Write out nothing but the lines from the one containing "Read out every word on this page." through the last line below, both included, and without the pictures.

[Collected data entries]
———

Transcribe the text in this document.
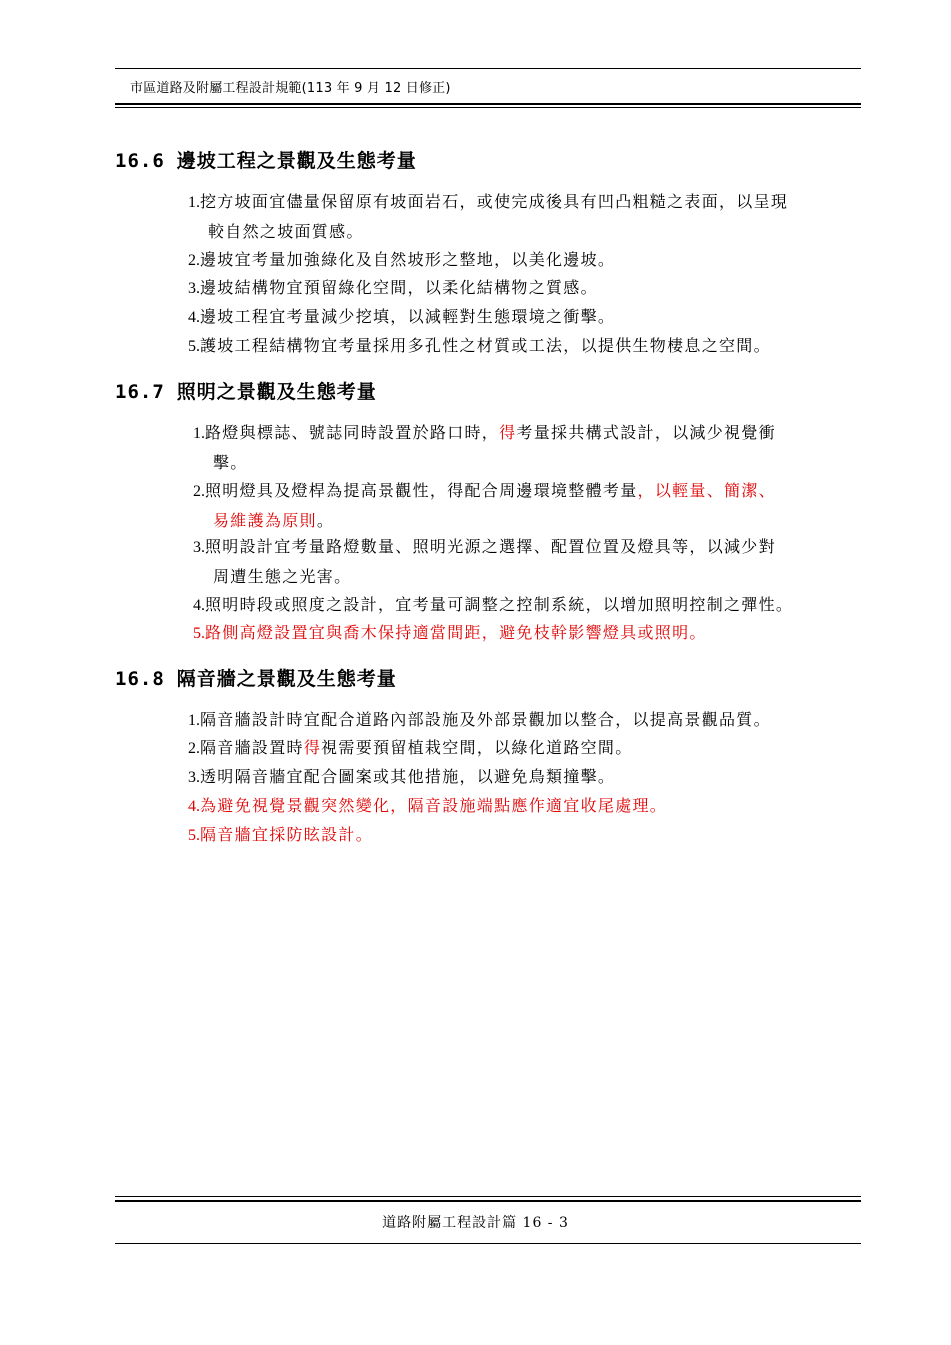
市區道路及附屬工程設計規範(113 年 9 月 12 日修正)
16.6 邊坡工程之景觀及生態考量
1.挖方坡面宜儘量保留原有坡面岩石，或使完成後具有凹凸粗糙之表面，以呈現
較自然之坡面質感。
2.邊坡宜考量加強綠化及自然坡形之整地，以美化邊坡。
3.邊坡結構物宜預留綠化空間，以柔化結構物之質感。
4.邊坡工程宜考量減少挖填，以減輕對生態環境之衝擊。
5.護坡工程結構物宜考量採用多孔性之材質或工法，以提供生物棲息之空間。
16.7 照明之景觀及生態考量
1.路燈與標誌、號誌同時設置於路口時，得考量採共構式設計，以減少視覺衝
擊。
2.照明燈具及燈桿為提高景觀性，得配合周邊環境整體考量，以輕量、簡潔、
易維護為原則。
3.照明設計宜考量路燈數量、照明光源之選擇、配置位置及燈具等，以減少對
周遭生態之光害。
4.照明時段或照度之設計，宜考量可調整之控制系統，以增加照明控制之彈性。
5.路側高燈設置宜與喬木保持適當間距，避免枝幹影響燈具或照明。
16.8 隔音牆之景觀及生態考量
1.隔音牆設計時宜配合道路內部設施及外部景觀加以整合，以提高景觀品質。
2.隔音牆設置時得視需要預留植栽空間，以綠化道路空間。
3.透明隔音牆宜配合圖案或其他措施，以避免鳥類撞擊。
4.為避免視覺景觀突然變化，隔音設施端點應作適宜收尾處理。
5.隔音牆宜採防眩設計。
道路附屬工程設計篇 16 - 3
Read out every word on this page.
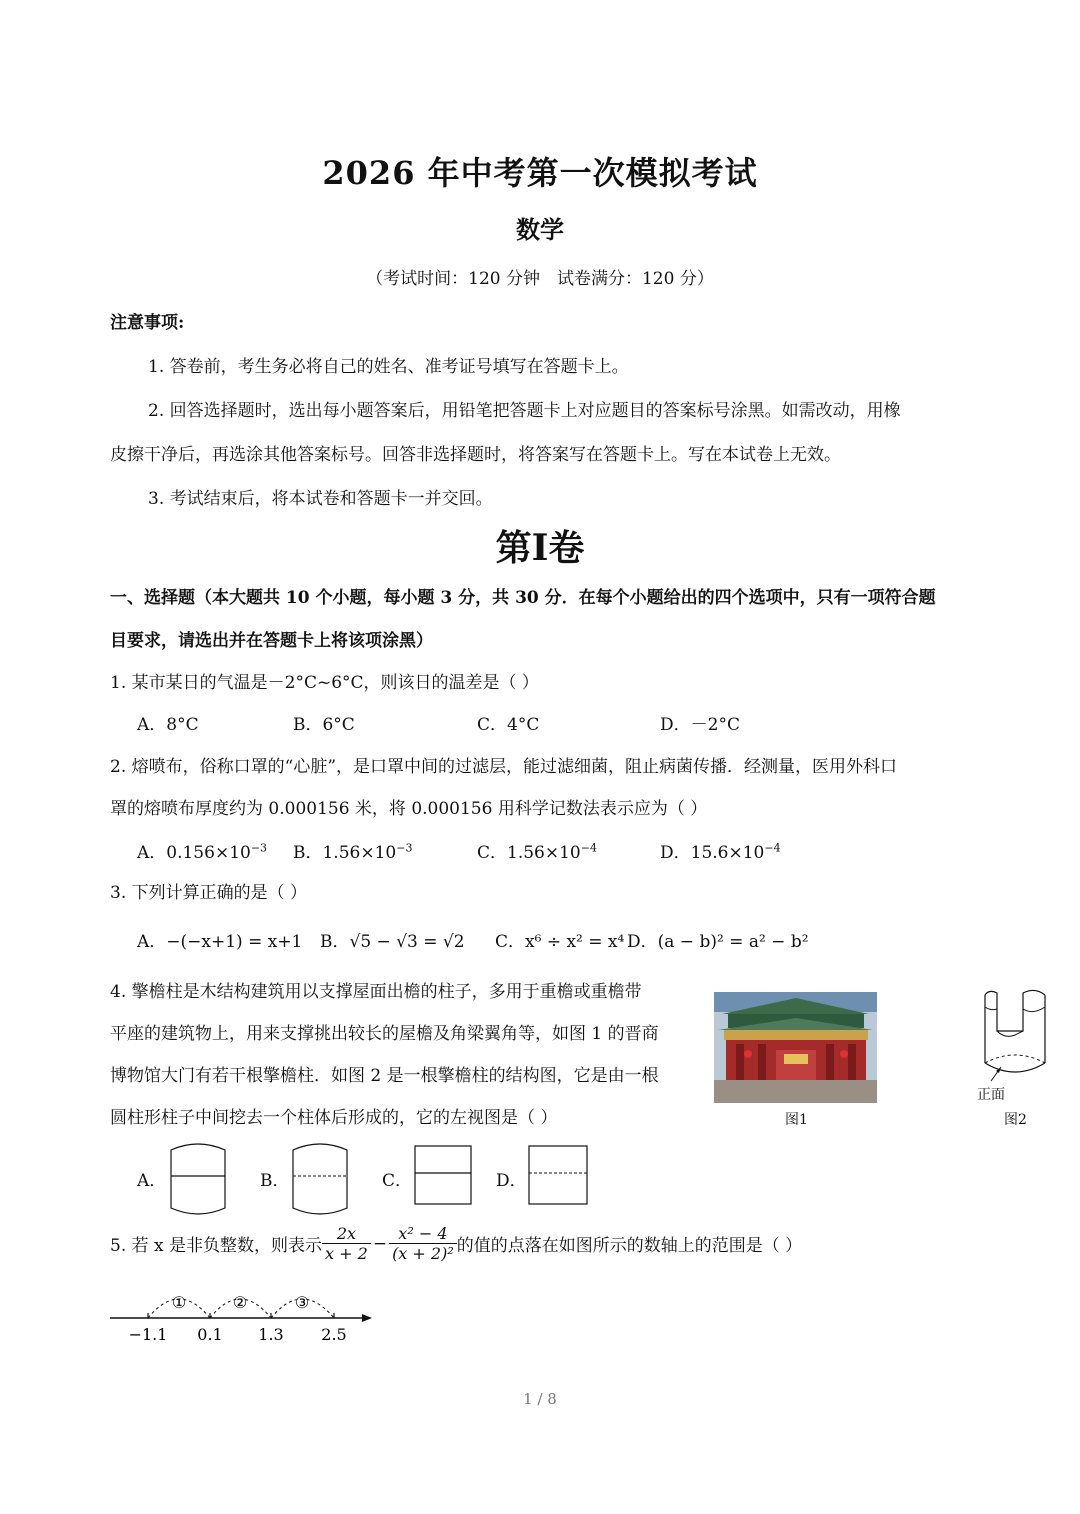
2026 年中考第一次模拟考试
数学
（考试时间：120 分钟　试卷满分：120 分）
注意事项:
1. 答卷前，考生务必将自己的姓名、准考证号填写在答题卡上。
2. 回答选择题时，选出每小题答案后，用铅笔把答题卡上对应题目的答案标号涂黑。如需改动，用橡
皮擦干净后，再选涂其他答案标号。回答非选择题时，将答案写在答题卡上。写在本试卷上无效。
3. 考试结束后，将本试卷和答题卡一并交回。
第Ⅰ卷
一、选择题（本大题共 10 个小题，每小题 3 分，共 30 分．在每个小题给出的四个选项中，只有一项符合题
目要求，请选出并在答题卡上将该项涂黑）
1. 某市某日的气温是－2°C~6°C，则该日的温差是（ ）
A．8°C	B．6°C	C．4°C	D．－2°C
2. 熔喷布，俗称口罩的“心脏”，是口罩中间的过滤层，能过滤细菌，阻止病菌传播．经测量，医用外科口
罩的熔喷布厚度约为 0.000156 米，将 0.000156 用科学记数法表示应为（ ）
A．$0.156\times 10^{-3}$ B．$1.56\times 10^{-3}$	C．$1.56\times 10^{-4}$	D．$15.6\times 10^{-4}$
3. 下列计算正确的是（ ）
A．−(−x+1) = x+1 B．√5 − √3 = √2 C．x⁶ ÷ x² = x⁴ D．(a − b)² = a² − b²
4. 擎檐柱是木结构建筑用以支撑屋面出檐的柱子，多用于重檐或重檐带
平座的建筑物上，用来支撑挑出较长的屋檐及角梁翼角等，如图 1 的晋商
博物馆大门有若干根擎檐柱．如图 2 是一根擎檐柱的结构图，它是由一根
圆柱形柱子中间挖去一个柱体后形成的，它的左视图是（ ）	图1
正面
图2
A．	B．	C．	D．
5. 若 x 是非负整数，则表示 $\frac{2x}{x + 2} - \frac{\text{x² − 4}}{\text{(x + 2)²}}$ 的值的点落在如图所示的数轴上的范围是（ ）
①	②	③
−1.1 0.1 1.3 2.5
1 / 8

———

## SOLUTION FOR THIS PROBLEM
Read out every word on this page.
2026 年中考第一次模拟考试
数学
（考试时间：120 分钟　试卷满分：120 分）
注意事项:
1. 答卷前，考生务必将自己的姓名、准考证号填写在答题卡上。
2. 回答选择题时，选出每小题答案后，用铅笔把答题卡上对应题目的答案标号涂黑。如需改动，用橡
皮擦干净后，再选涂其他答案标号。回答非选择题时，将答案写在答题卡上。写在本试卷上无效。
3. 考试结束后，将本试卷和答题卡一并交回。
第Ⅰ卷
一、选择题（本大题共 10 个小题，每小题 3 分，共 30 分．在每个小题给出的四个选项中，只有一项符合题
目要求，请选出并在答题卡上将该项涂黑）
1. 某市某日的气温是－2°C~6°C，则该日的温差是（ ）
A．8°C	B．6°C	C．4°C	D．－2°C
2. 熔喷布，俗称口罩的“心脏”，是口罩中间的过滤层，能过滤细菌，阻止病菌传播．经测量，医用外科口
罩的熔喷布厚度约为 0.000156 米，将 0.000156 用科学记数法表示应为（ ）
A．$0.156\times 10^{-3}$ B．$1.56\times 10^{-3}$	C．$1.56\times 10^{-4}$	D．$15.6\times 10^{-4}$
3. 下列计算正确的是（ ）
A．−(−x+1) = x+1 B．√5 − √3 = √2 C．x⁶ ÷ x² = x⁴ D．(a − b)² = a² − b²
4. 擎檐柱是木结构建筑用以支撑屋面出檐的柱子，多用于重檐或重檐带
平座的建筑物上，用来支撑挑出较长的屋檐及角梁翼角等，如图 1 的晋商
博物馆大门有若干根擎檐柱．如图 2 是一根擎檐柱的结构图，它是由一根
圆柱形柱子中间挖去一个柱体后形成的，它的左视图是（ ）	图1
正面
图2
A．	B．	C．	D．
5. 若 x 是非负整数，则表示 $\frac{2x}{x + 2} - \frac{\text{x² − 4}}{\text{(x + 2)²}}$ 的值的点落在如图所示的数轴上的范围是（ ）
①	②	③
−1.1 0.1 1.3 2.5
1 / 8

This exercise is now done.